#### [TASK INSTRUCTIONS]
For this exercise, copy out each line of the material below that includes "comptes".

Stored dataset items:
'''
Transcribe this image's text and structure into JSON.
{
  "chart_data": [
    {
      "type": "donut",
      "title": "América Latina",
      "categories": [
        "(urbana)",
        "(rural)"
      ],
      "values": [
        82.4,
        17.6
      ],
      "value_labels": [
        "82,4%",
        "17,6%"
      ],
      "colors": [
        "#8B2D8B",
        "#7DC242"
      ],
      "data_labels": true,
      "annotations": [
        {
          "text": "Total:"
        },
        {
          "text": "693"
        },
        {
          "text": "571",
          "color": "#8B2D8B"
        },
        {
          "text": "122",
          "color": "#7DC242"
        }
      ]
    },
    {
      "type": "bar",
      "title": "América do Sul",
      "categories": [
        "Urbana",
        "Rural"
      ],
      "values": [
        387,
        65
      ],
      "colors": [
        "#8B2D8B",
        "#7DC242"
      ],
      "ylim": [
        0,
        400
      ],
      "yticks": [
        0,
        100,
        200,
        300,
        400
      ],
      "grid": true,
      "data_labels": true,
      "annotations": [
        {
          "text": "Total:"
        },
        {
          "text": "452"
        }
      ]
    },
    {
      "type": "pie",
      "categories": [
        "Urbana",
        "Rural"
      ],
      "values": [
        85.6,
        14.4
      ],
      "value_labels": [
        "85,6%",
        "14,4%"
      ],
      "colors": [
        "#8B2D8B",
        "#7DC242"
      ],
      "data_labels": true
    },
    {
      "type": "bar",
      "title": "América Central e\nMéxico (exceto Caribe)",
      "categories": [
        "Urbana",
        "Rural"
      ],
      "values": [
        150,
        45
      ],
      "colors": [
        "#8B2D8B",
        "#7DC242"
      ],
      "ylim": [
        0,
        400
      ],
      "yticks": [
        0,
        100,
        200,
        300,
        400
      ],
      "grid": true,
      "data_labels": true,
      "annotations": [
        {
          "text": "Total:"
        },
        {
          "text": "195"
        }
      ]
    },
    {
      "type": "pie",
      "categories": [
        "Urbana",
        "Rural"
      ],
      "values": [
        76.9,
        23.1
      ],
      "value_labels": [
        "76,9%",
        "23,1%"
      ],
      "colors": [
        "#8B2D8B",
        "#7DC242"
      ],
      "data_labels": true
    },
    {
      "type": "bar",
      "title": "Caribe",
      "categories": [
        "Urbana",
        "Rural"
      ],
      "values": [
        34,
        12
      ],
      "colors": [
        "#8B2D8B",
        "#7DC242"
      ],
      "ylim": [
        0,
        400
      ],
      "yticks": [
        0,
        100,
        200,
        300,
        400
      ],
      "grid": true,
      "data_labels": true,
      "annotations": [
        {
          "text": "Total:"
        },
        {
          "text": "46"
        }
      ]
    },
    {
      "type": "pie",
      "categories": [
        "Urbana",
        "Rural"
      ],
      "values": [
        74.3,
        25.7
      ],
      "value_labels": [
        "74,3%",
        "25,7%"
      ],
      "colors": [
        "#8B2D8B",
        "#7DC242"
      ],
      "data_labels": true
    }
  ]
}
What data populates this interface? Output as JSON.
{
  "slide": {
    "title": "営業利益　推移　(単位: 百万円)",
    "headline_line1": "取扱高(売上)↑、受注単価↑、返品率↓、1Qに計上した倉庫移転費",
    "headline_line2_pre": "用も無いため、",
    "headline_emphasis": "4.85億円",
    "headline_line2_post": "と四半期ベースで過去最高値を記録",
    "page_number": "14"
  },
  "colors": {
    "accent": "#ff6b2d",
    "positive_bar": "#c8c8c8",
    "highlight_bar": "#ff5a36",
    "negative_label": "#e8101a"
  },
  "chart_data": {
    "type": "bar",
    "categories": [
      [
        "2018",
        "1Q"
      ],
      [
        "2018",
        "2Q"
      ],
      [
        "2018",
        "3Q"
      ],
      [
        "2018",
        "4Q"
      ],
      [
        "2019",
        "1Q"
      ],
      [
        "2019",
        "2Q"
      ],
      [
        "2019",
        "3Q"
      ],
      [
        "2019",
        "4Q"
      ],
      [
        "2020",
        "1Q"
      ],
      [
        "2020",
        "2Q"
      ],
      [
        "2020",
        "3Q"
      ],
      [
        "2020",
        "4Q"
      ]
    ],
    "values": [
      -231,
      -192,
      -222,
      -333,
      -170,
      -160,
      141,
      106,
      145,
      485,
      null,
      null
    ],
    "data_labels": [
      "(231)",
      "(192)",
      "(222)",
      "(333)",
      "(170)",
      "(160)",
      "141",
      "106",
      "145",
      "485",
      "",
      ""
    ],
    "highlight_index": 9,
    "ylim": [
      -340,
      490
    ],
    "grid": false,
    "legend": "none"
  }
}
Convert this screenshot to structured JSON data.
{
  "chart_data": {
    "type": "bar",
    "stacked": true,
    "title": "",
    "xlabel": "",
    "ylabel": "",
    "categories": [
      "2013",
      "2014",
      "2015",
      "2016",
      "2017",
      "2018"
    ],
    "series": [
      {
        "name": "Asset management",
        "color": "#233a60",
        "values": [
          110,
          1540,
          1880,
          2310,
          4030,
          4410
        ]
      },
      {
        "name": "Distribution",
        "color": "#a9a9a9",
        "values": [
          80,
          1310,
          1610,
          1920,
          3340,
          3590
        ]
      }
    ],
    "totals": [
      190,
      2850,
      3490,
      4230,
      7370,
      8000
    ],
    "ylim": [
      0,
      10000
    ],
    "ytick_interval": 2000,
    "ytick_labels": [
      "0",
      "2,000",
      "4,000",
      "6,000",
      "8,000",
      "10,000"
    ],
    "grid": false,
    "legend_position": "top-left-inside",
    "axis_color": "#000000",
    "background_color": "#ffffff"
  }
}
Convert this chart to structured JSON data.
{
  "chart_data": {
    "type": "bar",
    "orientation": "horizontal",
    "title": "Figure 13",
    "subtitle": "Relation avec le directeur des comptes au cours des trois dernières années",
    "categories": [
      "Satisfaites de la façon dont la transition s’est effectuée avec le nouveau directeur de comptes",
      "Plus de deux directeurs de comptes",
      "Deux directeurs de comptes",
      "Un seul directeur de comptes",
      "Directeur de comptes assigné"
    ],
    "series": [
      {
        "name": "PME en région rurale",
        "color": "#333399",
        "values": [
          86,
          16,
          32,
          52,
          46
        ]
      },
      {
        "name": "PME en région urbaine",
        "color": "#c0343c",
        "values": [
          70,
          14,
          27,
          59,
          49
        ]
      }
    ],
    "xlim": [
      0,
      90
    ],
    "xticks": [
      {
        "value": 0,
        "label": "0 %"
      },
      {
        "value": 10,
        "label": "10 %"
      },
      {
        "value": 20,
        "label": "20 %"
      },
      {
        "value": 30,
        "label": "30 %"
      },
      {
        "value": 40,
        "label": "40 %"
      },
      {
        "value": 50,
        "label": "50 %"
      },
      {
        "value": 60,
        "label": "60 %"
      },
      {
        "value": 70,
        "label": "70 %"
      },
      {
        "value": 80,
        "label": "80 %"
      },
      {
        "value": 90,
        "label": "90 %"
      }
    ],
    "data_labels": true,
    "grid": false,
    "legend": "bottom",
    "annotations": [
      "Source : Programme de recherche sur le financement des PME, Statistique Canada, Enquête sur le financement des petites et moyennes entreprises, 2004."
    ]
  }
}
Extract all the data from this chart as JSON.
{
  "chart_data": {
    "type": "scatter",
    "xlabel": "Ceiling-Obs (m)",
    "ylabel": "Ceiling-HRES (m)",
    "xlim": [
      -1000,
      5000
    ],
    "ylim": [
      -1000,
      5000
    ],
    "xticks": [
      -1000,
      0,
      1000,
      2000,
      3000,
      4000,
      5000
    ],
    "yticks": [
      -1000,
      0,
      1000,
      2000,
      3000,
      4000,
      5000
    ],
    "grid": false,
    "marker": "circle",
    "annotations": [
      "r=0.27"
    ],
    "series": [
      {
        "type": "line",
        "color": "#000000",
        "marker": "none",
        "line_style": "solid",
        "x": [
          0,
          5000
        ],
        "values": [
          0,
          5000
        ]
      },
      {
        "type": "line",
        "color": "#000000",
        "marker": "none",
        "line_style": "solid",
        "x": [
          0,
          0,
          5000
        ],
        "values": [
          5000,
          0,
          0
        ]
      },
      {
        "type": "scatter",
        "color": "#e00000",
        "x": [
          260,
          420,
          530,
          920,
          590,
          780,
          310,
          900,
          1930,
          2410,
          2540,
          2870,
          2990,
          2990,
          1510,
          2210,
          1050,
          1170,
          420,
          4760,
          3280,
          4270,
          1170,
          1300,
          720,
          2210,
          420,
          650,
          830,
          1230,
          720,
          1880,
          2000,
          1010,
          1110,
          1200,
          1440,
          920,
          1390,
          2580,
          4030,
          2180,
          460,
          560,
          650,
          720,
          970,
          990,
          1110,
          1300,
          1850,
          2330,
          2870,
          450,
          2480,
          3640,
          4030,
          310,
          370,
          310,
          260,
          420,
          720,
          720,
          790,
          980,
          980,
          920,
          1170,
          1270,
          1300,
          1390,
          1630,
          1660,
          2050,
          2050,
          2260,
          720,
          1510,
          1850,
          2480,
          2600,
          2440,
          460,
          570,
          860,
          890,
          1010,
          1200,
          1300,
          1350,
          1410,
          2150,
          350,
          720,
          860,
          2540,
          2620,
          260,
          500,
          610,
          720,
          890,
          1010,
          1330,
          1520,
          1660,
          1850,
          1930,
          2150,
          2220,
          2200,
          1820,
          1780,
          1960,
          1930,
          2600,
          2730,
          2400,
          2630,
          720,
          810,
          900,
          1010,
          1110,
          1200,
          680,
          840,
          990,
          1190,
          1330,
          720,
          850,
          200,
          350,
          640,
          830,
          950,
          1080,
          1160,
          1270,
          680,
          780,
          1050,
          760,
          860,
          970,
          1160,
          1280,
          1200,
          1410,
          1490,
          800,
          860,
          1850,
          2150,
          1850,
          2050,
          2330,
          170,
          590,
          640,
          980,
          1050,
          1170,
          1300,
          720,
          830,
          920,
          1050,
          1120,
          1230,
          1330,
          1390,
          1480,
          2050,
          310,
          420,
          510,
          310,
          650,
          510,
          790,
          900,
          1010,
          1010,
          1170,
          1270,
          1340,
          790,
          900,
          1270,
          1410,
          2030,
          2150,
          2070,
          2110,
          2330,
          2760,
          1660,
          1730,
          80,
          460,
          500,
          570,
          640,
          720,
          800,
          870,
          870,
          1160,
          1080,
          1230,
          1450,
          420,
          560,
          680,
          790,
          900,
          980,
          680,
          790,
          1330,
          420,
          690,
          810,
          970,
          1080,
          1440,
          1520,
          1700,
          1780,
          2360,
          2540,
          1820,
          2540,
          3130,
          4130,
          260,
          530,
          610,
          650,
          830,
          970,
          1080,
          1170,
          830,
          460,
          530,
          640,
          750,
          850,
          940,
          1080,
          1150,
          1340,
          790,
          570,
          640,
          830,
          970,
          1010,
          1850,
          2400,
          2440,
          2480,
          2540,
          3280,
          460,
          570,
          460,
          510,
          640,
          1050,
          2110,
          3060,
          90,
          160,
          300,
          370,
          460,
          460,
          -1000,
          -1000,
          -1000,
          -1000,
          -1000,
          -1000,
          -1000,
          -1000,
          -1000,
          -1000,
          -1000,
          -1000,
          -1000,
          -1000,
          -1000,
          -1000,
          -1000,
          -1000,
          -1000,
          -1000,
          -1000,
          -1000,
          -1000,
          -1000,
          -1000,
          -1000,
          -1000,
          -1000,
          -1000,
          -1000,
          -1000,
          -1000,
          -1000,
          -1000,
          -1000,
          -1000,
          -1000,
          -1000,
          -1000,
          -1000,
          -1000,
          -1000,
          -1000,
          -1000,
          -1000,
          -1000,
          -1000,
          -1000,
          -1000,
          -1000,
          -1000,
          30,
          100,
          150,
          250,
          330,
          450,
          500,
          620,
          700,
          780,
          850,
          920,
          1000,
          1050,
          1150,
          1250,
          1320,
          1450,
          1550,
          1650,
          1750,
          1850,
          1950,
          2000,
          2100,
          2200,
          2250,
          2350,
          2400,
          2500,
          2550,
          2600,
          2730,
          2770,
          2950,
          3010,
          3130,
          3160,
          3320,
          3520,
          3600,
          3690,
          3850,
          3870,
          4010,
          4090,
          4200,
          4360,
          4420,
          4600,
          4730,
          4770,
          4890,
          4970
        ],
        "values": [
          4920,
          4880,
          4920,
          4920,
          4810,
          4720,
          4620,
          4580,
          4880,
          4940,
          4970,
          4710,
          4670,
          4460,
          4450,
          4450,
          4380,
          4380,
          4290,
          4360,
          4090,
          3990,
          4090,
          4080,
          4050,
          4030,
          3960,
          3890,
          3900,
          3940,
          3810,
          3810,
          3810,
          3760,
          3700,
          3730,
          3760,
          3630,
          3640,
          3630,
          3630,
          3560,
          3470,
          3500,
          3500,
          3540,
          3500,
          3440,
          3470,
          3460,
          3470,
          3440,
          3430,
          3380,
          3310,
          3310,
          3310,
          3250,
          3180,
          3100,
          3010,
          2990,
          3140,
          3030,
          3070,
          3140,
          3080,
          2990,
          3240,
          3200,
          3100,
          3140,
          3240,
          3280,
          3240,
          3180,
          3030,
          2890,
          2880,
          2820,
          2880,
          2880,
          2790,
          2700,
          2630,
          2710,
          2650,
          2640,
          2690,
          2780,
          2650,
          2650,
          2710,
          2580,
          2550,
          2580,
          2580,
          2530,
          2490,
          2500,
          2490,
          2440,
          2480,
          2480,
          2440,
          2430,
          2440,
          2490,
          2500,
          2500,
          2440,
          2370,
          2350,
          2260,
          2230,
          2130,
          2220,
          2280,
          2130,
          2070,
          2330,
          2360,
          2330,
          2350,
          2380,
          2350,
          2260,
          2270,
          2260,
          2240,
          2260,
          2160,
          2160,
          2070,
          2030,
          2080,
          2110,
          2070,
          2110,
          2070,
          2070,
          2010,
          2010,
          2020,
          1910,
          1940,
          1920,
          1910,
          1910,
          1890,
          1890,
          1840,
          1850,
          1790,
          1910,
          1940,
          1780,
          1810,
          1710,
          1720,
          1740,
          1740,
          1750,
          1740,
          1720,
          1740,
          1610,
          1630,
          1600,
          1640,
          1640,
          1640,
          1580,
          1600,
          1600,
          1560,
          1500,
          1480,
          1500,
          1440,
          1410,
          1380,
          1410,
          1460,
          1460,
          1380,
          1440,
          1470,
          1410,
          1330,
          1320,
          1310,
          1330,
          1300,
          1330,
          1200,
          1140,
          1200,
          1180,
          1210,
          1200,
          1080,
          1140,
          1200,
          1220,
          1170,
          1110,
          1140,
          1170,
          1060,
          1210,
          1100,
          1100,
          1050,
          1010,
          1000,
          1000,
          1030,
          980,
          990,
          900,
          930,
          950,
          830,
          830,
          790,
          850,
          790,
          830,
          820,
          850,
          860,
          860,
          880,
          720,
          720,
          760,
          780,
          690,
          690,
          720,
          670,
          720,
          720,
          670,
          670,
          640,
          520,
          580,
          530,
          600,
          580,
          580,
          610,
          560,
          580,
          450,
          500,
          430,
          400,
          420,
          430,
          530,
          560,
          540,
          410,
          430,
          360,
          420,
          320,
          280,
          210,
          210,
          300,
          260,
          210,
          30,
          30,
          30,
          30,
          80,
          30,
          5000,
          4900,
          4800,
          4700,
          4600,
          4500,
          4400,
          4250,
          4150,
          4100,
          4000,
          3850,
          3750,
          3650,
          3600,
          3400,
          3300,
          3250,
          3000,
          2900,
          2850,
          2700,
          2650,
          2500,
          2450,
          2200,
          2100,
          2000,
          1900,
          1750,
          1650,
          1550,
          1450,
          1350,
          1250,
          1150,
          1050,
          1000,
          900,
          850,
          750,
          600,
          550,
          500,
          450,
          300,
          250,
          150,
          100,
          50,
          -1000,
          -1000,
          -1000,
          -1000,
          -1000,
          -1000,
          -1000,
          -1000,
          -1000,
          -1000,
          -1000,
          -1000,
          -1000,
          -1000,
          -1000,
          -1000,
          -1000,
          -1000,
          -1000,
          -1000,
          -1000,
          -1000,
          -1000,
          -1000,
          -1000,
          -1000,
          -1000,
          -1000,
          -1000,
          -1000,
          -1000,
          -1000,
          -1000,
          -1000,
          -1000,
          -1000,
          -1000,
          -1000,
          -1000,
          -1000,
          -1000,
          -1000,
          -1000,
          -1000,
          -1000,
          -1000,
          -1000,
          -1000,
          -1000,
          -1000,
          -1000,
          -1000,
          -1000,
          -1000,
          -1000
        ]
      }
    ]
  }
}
'''
#### [FULL OUTPUT]
    "subtitle": "Relation avec le directeur des comptes au cours des trois dernières années",
      "Satisfaites de la façon dont la transition s’est effectuée avec le nouveau directeur de comptes",
      "Plus de deux directeurs de comptes",
      "Deux directeurs de comptes",
      "Un seul directeur de comptes",
      "Directeur de comptes assigné"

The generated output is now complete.